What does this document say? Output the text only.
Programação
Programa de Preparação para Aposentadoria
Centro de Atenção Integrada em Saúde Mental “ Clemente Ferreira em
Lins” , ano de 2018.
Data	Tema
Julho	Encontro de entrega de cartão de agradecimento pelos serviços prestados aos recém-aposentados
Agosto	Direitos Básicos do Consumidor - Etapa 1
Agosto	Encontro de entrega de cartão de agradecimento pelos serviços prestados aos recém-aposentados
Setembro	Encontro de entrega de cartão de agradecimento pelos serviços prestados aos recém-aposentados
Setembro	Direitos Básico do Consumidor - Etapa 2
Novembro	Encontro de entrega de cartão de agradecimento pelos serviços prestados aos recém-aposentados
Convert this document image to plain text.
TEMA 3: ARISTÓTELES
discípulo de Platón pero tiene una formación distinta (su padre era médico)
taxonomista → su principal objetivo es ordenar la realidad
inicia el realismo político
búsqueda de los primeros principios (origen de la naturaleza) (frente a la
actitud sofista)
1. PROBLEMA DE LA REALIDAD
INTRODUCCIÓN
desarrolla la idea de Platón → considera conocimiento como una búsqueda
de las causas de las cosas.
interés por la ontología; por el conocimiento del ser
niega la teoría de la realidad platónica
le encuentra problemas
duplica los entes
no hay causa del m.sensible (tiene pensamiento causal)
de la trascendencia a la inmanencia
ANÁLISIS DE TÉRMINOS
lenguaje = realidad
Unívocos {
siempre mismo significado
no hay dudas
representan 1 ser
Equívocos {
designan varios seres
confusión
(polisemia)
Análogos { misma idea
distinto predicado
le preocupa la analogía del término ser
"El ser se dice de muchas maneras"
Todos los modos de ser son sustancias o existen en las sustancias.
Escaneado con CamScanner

_ _ _ _ _

DO THIS: Among the lines of the material, find those that hold the word "Setembro" and copy them.

WRITTEN SOLUTION:
Setembro	Encontro de entrega de cartão de agradecimento pelos serviços prestados aos recém-aposentados
Setembro	Direitos Básico do Consumidor - Etapa 2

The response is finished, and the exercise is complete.